EXERCISE REQUIREMENTS:
Report the total number of lines that include the string "color", without any other text.
* Begin PROVIDED INFORMATION *
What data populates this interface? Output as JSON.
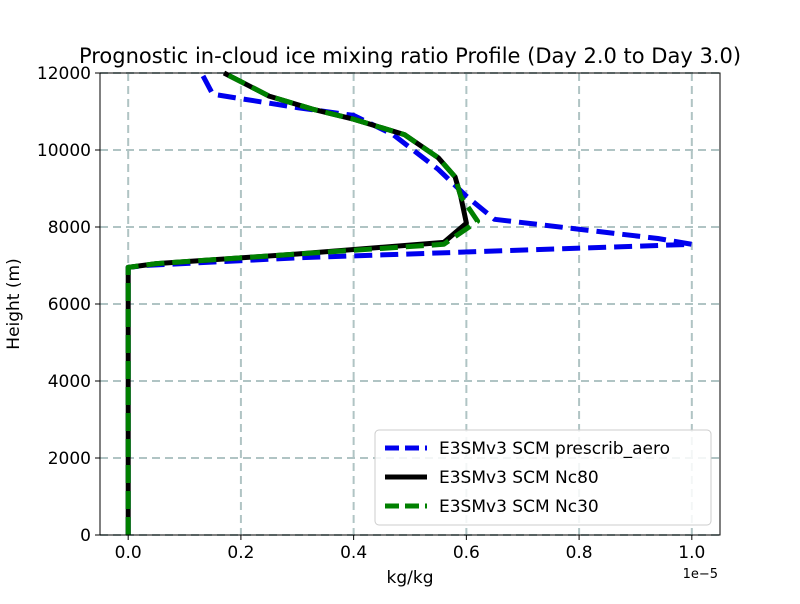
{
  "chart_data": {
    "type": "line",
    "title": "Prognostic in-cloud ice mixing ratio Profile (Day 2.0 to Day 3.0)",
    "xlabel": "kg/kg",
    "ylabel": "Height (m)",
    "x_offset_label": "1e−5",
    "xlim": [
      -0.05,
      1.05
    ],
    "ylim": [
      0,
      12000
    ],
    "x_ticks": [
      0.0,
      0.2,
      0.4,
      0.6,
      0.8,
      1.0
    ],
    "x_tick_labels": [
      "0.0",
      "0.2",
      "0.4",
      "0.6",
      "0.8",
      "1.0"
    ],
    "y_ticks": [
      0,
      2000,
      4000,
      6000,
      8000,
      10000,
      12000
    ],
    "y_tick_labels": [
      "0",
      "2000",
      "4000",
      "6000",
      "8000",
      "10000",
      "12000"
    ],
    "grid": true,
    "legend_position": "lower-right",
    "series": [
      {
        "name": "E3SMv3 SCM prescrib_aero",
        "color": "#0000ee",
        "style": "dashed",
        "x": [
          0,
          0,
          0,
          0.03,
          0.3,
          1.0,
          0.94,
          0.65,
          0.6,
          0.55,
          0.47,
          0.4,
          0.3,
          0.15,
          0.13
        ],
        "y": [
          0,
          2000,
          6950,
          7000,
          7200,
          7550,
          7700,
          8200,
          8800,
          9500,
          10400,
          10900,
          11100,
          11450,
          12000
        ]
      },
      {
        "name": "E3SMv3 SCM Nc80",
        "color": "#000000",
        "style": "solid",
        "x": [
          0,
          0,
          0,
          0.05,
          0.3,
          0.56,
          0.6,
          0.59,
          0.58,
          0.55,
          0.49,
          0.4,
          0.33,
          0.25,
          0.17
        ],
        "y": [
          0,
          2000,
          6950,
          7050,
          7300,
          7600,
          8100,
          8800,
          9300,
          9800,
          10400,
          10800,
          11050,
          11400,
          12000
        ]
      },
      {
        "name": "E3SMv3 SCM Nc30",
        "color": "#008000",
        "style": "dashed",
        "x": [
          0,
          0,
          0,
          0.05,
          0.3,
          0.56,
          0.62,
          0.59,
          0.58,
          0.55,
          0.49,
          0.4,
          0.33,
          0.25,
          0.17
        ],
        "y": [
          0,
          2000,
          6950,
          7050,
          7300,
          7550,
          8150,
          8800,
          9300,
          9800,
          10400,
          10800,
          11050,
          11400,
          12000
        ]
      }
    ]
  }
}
* End PROVIDED INFORMATION *
* Begin PROVIDED INFORMATION *
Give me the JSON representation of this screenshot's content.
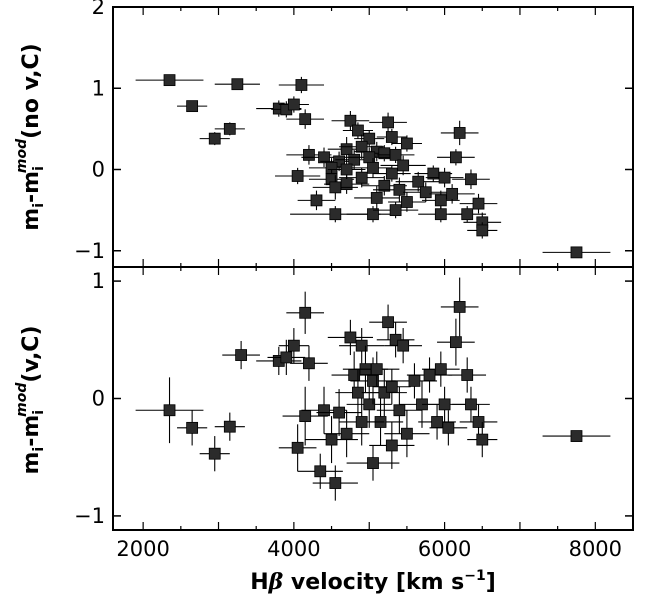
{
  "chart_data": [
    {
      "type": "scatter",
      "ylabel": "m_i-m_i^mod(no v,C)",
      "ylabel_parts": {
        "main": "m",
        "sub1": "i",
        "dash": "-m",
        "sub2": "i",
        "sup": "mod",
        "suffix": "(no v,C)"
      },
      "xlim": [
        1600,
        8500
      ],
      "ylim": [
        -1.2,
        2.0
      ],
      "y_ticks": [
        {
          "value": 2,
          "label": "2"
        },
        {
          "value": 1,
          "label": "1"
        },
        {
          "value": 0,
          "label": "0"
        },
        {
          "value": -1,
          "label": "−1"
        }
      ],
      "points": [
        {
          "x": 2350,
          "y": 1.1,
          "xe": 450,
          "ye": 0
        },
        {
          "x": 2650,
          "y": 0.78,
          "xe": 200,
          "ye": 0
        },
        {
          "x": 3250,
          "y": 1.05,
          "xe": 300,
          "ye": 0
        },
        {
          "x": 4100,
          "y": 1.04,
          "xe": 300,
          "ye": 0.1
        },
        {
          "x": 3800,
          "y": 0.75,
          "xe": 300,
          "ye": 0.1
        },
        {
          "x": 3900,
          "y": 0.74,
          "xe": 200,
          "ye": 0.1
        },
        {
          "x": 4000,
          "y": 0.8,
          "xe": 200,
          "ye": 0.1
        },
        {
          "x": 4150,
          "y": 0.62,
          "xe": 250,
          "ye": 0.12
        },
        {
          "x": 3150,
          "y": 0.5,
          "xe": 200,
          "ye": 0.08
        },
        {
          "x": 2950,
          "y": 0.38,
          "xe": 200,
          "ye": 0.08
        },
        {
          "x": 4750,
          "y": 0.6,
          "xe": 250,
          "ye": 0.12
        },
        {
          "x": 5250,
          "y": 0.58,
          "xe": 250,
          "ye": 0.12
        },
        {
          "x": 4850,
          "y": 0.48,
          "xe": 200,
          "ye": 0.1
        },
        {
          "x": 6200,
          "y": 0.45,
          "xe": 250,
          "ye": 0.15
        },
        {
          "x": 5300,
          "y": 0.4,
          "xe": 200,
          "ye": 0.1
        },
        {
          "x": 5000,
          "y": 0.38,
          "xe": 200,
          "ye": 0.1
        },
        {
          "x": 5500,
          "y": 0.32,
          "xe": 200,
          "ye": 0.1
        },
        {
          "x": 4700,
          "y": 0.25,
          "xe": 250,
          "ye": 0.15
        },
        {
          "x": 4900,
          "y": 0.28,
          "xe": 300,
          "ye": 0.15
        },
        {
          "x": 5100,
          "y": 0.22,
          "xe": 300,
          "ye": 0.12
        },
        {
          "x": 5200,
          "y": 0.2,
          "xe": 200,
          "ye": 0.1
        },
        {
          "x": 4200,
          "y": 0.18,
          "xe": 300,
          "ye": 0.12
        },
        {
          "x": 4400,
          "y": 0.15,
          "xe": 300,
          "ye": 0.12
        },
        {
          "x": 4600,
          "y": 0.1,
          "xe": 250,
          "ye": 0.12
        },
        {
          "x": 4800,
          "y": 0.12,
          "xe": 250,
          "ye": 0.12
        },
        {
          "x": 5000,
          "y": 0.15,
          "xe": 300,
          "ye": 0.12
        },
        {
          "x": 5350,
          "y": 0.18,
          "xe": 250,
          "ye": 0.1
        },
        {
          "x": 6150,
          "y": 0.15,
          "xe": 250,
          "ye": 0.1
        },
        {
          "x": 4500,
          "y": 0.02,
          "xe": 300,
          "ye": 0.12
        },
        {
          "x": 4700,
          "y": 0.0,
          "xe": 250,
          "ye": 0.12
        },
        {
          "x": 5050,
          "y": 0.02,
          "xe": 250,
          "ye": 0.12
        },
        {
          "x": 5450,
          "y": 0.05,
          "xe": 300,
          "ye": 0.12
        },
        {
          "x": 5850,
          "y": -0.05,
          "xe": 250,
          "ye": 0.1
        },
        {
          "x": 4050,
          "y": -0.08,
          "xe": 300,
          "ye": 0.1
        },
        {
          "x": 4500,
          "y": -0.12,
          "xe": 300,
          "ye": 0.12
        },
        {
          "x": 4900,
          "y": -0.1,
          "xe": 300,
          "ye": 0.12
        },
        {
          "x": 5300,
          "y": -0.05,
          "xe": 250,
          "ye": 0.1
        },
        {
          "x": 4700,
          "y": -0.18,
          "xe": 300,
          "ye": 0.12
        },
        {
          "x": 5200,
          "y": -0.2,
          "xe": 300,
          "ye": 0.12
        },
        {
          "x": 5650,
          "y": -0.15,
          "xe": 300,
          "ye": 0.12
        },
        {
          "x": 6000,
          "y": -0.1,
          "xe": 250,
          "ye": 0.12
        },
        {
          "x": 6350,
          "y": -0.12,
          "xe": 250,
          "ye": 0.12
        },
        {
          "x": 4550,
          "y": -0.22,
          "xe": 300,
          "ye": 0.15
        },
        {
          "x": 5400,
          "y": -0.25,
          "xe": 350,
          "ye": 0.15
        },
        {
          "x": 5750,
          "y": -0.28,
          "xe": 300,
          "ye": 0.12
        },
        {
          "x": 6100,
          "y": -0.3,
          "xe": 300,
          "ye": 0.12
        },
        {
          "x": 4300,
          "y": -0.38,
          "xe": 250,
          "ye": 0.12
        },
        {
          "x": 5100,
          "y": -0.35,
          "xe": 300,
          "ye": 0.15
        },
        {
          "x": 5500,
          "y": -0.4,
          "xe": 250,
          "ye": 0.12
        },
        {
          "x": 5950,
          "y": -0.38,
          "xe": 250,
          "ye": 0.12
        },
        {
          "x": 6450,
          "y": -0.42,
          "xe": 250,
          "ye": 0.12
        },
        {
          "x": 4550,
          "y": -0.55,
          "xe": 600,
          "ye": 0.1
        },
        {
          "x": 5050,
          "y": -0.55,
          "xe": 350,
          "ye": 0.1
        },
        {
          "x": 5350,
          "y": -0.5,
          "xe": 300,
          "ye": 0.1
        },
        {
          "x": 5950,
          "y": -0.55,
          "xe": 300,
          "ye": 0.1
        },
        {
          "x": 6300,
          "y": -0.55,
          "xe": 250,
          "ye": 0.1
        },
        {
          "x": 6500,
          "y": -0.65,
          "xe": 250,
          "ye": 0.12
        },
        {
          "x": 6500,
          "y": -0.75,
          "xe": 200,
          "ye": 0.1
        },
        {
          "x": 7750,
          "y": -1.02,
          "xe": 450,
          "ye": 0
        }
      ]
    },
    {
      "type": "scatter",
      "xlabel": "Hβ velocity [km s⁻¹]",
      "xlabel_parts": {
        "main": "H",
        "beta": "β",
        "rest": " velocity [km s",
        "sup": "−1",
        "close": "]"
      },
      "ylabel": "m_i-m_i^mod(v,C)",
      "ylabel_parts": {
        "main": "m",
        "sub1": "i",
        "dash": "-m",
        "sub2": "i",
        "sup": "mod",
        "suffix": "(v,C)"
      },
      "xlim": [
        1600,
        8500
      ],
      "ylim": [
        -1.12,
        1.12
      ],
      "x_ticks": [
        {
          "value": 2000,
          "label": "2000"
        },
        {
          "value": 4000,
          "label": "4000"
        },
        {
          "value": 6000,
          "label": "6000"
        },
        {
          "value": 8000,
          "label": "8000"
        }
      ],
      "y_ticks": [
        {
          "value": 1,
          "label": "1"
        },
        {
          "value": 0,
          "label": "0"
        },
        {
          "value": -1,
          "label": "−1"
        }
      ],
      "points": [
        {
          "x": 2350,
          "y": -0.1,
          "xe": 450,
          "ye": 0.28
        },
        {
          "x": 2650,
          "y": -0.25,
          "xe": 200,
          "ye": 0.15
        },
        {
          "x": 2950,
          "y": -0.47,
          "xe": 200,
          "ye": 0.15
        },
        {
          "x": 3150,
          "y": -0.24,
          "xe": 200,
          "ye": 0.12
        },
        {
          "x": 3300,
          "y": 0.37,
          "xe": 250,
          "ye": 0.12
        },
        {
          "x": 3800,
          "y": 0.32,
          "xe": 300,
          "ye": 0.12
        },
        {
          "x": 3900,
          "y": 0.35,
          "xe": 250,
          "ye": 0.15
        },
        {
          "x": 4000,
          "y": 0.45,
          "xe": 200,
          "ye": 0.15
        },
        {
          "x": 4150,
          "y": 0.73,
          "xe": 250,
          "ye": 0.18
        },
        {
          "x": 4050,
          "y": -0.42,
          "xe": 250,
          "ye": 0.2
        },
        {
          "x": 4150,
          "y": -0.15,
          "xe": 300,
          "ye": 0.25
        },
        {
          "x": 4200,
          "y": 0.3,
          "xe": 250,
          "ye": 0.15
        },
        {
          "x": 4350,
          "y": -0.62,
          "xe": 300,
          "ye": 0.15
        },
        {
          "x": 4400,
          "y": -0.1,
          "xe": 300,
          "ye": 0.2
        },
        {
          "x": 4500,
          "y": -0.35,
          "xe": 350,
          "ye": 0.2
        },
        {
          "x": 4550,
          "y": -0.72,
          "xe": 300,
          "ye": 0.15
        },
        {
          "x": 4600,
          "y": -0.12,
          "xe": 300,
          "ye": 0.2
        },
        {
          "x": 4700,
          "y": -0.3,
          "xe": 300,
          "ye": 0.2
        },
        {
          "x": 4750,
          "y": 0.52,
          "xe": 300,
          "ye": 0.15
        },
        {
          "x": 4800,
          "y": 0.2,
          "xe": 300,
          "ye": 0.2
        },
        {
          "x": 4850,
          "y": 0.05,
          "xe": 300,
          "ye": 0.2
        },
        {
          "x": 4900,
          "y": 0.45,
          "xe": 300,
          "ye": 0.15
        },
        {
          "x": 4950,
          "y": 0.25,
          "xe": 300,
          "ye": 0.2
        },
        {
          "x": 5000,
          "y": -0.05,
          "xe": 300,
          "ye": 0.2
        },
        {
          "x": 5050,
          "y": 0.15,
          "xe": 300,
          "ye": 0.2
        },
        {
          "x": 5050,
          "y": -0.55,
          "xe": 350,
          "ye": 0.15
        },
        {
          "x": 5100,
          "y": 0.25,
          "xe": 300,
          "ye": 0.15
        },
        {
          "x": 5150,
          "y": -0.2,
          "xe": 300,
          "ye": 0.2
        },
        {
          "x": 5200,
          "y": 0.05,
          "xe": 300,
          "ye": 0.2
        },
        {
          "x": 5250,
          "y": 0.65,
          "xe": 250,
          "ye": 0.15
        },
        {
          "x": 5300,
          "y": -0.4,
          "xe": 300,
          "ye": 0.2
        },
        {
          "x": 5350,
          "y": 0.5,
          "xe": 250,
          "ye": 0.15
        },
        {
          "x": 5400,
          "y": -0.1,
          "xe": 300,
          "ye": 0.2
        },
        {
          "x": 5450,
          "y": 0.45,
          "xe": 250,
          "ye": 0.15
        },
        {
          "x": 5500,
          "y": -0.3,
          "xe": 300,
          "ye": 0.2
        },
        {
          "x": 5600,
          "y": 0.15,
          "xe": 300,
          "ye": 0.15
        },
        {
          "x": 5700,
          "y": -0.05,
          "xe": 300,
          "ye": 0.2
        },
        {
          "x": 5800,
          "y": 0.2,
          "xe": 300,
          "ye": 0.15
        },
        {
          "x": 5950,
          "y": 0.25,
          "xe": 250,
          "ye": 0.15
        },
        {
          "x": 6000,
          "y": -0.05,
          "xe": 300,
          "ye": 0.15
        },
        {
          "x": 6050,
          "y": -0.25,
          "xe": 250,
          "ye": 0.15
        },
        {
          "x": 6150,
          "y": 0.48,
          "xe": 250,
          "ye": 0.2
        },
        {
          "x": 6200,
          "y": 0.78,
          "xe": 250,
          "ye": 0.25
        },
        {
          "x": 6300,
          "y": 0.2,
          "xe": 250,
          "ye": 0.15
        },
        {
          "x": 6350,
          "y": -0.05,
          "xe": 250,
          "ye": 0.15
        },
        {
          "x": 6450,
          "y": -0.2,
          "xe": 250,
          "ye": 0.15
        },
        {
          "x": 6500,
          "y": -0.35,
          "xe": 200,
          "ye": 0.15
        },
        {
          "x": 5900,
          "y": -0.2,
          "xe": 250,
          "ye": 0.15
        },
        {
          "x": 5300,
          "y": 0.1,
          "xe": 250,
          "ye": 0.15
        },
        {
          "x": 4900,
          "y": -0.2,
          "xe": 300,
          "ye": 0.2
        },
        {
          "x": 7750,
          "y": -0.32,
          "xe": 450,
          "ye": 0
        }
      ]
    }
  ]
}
* End PROVIDED INFORMATION *
WRITTEN ANSWER:
3